Source data:
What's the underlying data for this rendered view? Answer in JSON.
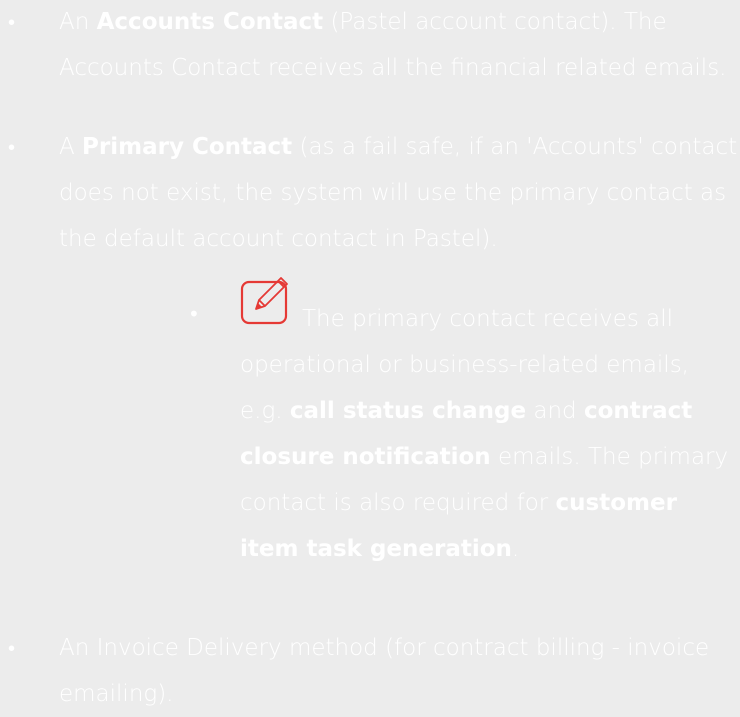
{
  "items": [
    {
      "pre": "An ",
      "bold": "Accounts Contact",
      "post": " (Pastel account contact). The Accounts Contact receives all the financial related emails."
    },
    {
      "pre": "A ",
      "bold": "Primary Contact",
      "post": " (as a fail safe, if an 'Accounts' contact does not exist, the system will use the primary contact as the default account contact in Pastel)."
    },
    {
      "text": "An Invoice Delivery method (for contract billing - invoice emailing)."
    }
  ],
  "bullet_char": "•",
  "note": {
    "icon": "edit-note-icon",
    "icon_color": "#e53935",
    "t1": "The primary contact receives all operational or business-related emails, e.g. ",
    "b1": "call status change",
    "t2": " and ",
    "b2": "contract closure notification",
    "t3": " emails. The primary contact is also required for ",
    "b3": "customer item task generation",
    "t4": "."
  }
}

Written task: Output a single number: how many lines contain the word "contract".

Solution to this exercise: 2